- Structured figure records -
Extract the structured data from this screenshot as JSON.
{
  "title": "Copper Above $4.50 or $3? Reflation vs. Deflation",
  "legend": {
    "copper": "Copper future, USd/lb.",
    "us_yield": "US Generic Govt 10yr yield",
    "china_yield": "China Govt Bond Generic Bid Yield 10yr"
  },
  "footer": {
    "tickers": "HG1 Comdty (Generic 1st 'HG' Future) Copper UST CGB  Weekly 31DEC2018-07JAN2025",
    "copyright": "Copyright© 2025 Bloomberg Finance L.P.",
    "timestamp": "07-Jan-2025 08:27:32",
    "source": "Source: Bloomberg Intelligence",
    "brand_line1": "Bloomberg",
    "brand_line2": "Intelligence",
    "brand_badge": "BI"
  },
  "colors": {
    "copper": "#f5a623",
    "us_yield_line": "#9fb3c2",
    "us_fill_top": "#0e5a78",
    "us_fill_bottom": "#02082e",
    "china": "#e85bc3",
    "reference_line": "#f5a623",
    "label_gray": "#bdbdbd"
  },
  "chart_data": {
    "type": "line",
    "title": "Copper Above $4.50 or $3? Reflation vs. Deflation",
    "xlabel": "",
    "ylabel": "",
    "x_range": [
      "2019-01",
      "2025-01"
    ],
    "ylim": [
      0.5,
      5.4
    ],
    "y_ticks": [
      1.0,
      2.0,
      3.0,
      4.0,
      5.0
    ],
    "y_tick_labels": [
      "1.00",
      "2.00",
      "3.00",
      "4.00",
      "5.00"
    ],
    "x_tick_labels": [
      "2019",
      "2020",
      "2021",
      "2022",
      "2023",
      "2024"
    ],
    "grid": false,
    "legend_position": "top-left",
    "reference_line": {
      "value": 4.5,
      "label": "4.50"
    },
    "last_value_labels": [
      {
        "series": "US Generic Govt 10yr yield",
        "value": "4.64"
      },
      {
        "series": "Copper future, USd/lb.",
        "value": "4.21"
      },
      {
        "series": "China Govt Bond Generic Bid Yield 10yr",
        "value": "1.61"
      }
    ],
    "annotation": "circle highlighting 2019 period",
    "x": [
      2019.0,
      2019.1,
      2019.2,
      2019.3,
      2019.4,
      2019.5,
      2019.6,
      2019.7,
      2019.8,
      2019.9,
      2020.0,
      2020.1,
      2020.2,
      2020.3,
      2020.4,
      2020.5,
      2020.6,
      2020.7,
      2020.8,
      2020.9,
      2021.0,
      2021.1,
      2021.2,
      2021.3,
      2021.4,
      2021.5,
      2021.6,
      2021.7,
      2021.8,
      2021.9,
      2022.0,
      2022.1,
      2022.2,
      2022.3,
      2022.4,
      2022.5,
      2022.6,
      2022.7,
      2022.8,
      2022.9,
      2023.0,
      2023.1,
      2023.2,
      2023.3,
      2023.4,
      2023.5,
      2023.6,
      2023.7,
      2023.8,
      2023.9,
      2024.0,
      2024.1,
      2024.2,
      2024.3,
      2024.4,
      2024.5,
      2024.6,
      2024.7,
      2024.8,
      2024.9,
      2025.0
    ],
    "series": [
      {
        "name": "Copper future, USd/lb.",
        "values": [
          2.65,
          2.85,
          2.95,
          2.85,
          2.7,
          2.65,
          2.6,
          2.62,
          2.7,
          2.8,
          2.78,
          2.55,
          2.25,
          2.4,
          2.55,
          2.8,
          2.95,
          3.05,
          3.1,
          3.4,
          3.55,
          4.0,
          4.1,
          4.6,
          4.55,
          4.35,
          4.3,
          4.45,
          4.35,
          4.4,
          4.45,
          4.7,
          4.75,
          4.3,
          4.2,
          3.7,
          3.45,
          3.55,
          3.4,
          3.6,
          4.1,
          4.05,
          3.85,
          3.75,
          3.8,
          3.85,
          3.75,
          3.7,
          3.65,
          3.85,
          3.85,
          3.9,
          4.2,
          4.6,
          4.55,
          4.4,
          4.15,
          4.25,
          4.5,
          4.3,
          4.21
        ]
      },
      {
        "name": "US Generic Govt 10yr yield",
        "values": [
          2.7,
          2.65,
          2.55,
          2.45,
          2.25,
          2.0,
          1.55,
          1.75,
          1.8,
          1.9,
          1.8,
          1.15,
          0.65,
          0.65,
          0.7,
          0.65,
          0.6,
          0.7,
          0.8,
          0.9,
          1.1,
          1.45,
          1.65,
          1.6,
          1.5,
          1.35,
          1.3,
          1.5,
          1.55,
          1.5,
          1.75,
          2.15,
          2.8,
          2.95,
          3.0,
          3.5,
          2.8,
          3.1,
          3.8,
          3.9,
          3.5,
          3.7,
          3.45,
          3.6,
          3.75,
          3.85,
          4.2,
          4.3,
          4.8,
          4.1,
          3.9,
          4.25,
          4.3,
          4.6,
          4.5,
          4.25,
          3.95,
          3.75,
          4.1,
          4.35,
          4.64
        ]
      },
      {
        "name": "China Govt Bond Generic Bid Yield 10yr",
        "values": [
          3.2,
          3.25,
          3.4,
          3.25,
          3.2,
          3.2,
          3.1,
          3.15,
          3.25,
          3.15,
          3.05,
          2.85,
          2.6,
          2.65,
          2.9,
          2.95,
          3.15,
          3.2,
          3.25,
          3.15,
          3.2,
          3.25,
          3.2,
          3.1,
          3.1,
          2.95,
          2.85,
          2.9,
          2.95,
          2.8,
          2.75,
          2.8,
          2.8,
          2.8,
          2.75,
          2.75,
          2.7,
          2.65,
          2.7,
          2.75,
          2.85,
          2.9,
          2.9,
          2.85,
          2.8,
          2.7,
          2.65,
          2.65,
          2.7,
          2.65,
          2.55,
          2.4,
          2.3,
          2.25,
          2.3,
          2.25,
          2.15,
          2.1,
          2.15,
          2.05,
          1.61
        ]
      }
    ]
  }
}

- What the task requires -
The records above must be output exactly, in full.

- Result for this task -
Extract the structured data from this screenshot as JSON.
{
  "title": "Copper Above $4.50 or $3? Reflation vs. Deflation",
  "legend": {
    "copper": "Copper future, USd/lb.",
    "us_yield": "US Generic Govt 10yr yield",
    "china_yield": "China Govt Bond Generic Bid Yield 10yr"
  },
  "footer": {
    "tickers": "HG1 Comdty (Generic 1st 'HG' Future) Copper UST CGB  Weekly 31DEC2018-07JAN2025",
    "copyright": "Copyright© 2025 Bloomberg Finance L.P.",
    "timestamp": "07-Jan-2025 08:27:32",
    "source": "Source: Bloomberg Intelligence",
    "brand_line1": "Bloomberg",
    "brand_line2": "Intelligence",
    "brand_badge": "BI"
  },
  "colors": {
    "copper": "#f5a623",
    "us_yield_line": "#9fb3c2",
    "us_fill_top": "#0e5a78",
    "us_fill_bottom": "#02082e",
    "china": "#e85bc3",
    "reference_line": "#f5a623",
    "label_gray": "#bdbdbd"
  },
  "chart_data": {
    "type": "line",
    "title": "Copper Above $4.50 or $3? Reflation vs. Deflation",
    "xlabel": "",
    "ylabel": "",
    "x_range": [
      "2019-01",
      "2025-01"
    ],
    "ylim": [
      0.5,
      5.4
    ],
    "y_ticks": [
      1.0,
      2.0,
      3.0,
      4.0,
      5.0
    ],
    "y_tick_labels": [
      "1.00",
      "2.00",
      "3.00",
      "4.00",
      "5.00"
    ],
    "x_tick_labels": [
      "2019",
      "2020",
      "2021",
      "2022",
      "2023",
      "2024"
    ],
    "grid": false,
    "legend_position": "top-left",
    "reference_line": {
      "value": 4.5,
      "label": "4.50"
    },
    "last_value_labels": [
      {
        "series": "US Generic Govt 10yr yield",
        "value": "4.64"
      },
      {
        "series": "Copper future, USd/lb.",
        "value": "4.21"
      },
      {
        "series": "China Govt Bond Generic Bid Yield 10yr",
        "value": "1.61"
      }
    ],
    "annotation": "circle highlighting 2019 period",
    "x": [
      2019.0,
      2019.1,
      2019.2,
      2019.3,
      2019.4,
      2019.5,
      2019.6,
      2019.7,
      2019.8,
      2019.9,
      2020.0,
      2020.1,
      2020.2,
      2020.3,
      2020.4,
      2020.5,
      2020.6,
      2020.7,
      2020.8,
      2020.9,
      2021.0,
      2021.1,
      2021.2,
      2021.3,
      2021.4,
      2021.5,
      2021.6,
      2021.7,
      2021.8,
      2021.9,
      2022.0,
      2022.1,
      2022.2,
      2022.3,
      2022.4,
      2022.5,
      2022.6,
      2022.7,
      2022.8,
      2022.9,
      2023.0,
      2023.1,
      2023.2,
      2023.3,
      2023.4,
      2023.5,
      2023.6,
      2023.7,
      2023.8,
      2023.9,
      2024.0,
      2024.1,
      2024.2,
      2024.3,
      2024.4,
      2024.5,
      2024.6,
      2024.7,
      2024.8,
      2024.9,
      2025.0
    ],
    "series": [
      {
        "name": "Copper future, USd/lb.",
        "values": [
          2.65,
          2.85,
          2.95,
          2.85,
          2.7,
          2.65,
          2.6,
          2.62,
          2.7,
          2.8,
          2.78,
          2.55,
          2.25,
          2.4,
          2.55,
          2.8,
          2.95,
          3.05,
          3.1,
          3.4,
          3.55,
          4.0,
          4.1,
          4.6,
          4.55,
          4.35,
          4.3,
          4.45,
          4.35,
          4.4,
          4.45,
          4.7,
          4.75,
          4.3,
          4.2,
          3.7,
          3.45,
          3.55,
          3.4,
          3.6,
          4.1,
          4.05,
          3.85,
          3.75,
          3.8,
          3.85,
          3.75,
          3.7,
          3.65,
          3.85,
          3.85,
          3.9,
          4.2,
          4.6,
          4.55,
          4.4,
          4.15,
          4.25,
          4.5,
          4.3,
          4.21
        ]
      },
      {
        "name": "US Generic Govt 10yr yield",
        "values": [
          2.7,
          2.65,
          2.55,
          2.45,
          2.25,
          2.0,
          1.55,
          1.75,
          1.8,
          1.9,
          1.8,
          1.15,
          0.65,
          0.65,
          0.7,
          0.65,
          0.6,
          0.7,
          0.8,
          0.9,
          1.1,
          1.45,
          1.65,
          1.6,
          1.5,
          1.35,
          1.3,
          1.5,
          1.55,
          1.5,
          1.75,
          2.15,
          2.8,
          2.95,
          3.0,
          3.5,
          2.8,
          3.1,
          3.8,
          3.9,
          3.5,
          3.7,
          3.45,
          3.6,
          3.75,
          3.85,
          4.2,
          4.3,
          4.8,
          4.1,
          3.9,
          4.25,
          4.3,
          4.6,
          4.5,
          4.25,
          3.95,
          3.75,
          4.1,
          4.35,
          4.64
        ]
      },
      {
        "name": "China Govt Bond Generic Bid Yield 10yr",
        "values": [
          3.2,
          3.25,
          3.4,
          3.25,
          3.2,
          3.2,
          3.1,
          3.15,
          3.25,
          3.15,
          3.05,
          2.85,
          2.6,
          2.65,
          2.9,
          2.95,
          3.15,
          3.2,
          3.25,
          3.15,
          3.2,
          3.25,
          3.2,
          3.1,
          3.1,
          2.95,
          2.85,
          2.9,
          2.95,
          2.8,
          2.75,
          2.8,
          2.8,
          2.8,
          2.75,
          2.75,
          2.7,
          2.65,
          2.7,
          2.75,
          2.85,
          2.9,
          2.9,
          2.85,
          2.8,
          2.7,
          2.65,
          2.65,
          2.7,
          2.65,
          2.55,
          2.4,
          2.3,
          2.25,
          2.3,
          2.25,
          2.15,
          2.1,
          2.15,
          2.05,
          1.61
        ]
      }
    ]
  }
}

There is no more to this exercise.